= EXERCISE BRIEF =
Pick out every line that holds the string "JSON" and copy it.

= RECORDS PROVIDED =
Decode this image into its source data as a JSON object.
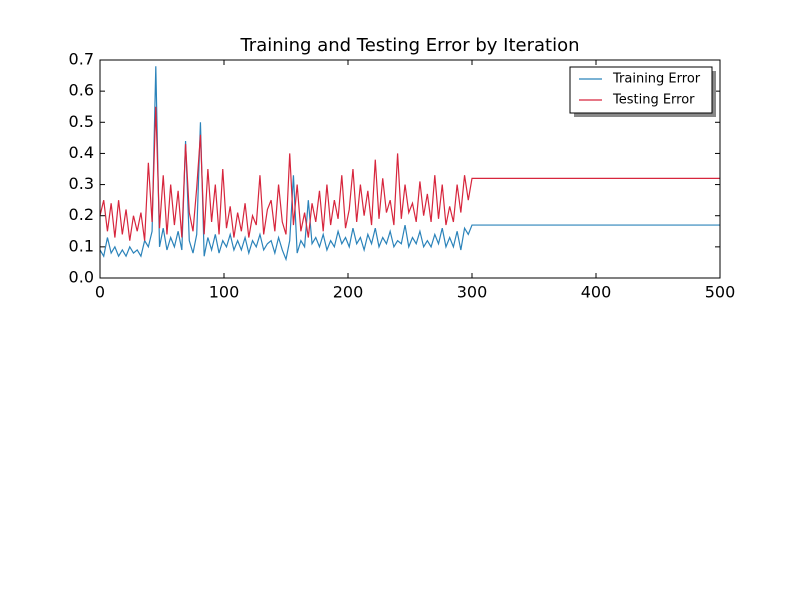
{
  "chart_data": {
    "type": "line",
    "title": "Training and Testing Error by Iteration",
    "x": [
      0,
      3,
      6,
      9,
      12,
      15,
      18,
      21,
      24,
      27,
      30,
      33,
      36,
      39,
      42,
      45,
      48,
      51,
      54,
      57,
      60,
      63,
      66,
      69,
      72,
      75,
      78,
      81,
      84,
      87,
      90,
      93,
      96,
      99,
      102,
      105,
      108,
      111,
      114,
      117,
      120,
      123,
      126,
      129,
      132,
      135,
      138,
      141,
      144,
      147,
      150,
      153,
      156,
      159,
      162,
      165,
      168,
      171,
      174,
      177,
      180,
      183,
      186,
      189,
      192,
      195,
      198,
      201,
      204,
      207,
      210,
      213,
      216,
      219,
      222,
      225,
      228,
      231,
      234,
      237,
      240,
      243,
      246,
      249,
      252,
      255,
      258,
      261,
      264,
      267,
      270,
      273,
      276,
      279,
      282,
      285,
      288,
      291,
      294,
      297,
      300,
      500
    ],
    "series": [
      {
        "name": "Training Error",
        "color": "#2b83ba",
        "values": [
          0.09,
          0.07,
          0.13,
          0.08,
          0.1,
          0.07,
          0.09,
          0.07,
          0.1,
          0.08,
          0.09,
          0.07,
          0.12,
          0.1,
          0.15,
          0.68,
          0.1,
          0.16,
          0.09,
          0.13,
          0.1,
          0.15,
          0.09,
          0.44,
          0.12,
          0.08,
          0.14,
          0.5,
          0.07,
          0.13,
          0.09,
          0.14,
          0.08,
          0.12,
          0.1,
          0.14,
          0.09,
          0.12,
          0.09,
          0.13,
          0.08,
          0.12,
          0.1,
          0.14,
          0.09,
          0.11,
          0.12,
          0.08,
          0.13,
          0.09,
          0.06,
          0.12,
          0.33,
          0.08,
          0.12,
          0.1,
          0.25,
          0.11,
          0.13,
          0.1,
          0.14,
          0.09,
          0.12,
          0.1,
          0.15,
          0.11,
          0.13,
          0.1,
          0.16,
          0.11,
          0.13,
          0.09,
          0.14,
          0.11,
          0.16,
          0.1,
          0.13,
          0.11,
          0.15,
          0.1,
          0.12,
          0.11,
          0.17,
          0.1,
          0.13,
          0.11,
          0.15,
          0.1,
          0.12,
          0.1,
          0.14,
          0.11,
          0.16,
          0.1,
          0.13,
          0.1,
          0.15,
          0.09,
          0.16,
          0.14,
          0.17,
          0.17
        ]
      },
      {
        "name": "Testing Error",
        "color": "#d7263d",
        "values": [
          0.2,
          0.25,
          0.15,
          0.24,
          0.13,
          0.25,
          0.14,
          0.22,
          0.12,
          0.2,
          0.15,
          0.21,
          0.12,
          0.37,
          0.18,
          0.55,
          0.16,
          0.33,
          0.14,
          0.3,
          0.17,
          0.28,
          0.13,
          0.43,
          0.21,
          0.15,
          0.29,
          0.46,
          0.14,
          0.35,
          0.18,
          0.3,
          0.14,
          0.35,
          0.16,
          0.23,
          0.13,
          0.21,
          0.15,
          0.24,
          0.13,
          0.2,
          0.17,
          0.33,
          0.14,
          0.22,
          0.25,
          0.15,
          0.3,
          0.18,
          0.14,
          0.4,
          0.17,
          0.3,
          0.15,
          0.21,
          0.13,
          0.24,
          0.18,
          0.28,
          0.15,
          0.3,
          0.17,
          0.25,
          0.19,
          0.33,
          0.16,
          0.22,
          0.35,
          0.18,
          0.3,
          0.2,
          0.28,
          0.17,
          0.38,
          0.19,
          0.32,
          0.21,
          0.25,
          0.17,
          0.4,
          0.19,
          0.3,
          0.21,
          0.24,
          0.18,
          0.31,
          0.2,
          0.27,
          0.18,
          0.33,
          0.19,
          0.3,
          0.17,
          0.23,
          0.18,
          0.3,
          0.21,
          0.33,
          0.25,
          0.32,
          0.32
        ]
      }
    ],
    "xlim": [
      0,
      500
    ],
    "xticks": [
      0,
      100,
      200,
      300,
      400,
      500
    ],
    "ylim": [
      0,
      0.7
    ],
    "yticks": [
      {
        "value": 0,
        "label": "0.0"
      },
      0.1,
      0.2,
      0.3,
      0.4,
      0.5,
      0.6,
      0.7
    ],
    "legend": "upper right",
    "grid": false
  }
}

...

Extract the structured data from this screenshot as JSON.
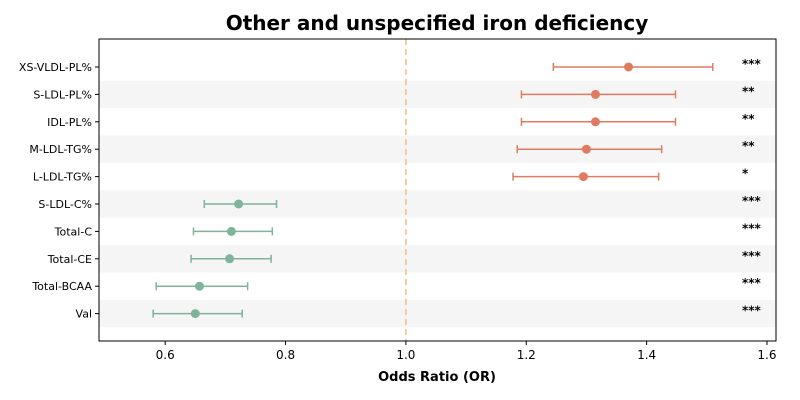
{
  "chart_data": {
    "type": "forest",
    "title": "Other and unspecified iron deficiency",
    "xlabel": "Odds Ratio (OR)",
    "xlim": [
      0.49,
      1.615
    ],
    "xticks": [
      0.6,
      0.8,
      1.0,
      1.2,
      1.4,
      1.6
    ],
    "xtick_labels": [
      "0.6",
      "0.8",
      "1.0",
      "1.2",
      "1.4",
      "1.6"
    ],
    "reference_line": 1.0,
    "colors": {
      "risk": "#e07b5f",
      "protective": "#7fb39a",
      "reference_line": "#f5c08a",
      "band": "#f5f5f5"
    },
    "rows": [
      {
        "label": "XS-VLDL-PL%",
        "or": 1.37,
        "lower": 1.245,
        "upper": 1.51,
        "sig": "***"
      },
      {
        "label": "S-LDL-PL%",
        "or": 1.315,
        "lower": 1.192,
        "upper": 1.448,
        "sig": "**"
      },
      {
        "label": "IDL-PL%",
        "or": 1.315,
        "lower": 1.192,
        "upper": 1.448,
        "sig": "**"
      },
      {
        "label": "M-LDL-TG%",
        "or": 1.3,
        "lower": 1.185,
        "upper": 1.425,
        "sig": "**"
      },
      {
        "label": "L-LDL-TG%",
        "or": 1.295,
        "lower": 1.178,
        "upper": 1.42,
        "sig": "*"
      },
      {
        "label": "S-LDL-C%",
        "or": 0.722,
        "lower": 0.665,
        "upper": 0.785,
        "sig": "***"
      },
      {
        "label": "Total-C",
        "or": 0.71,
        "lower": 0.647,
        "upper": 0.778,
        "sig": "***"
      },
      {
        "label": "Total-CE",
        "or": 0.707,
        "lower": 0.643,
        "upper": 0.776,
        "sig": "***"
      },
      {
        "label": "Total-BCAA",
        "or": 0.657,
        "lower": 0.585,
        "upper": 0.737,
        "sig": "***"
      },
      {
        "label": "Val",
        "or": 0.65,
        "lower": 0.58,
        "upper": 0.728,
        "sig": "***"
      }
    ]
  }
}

= RIGHT ANSWER =
Decode this image into its source data as a JSON object.
Extract the structured data from this screenshot as JSON.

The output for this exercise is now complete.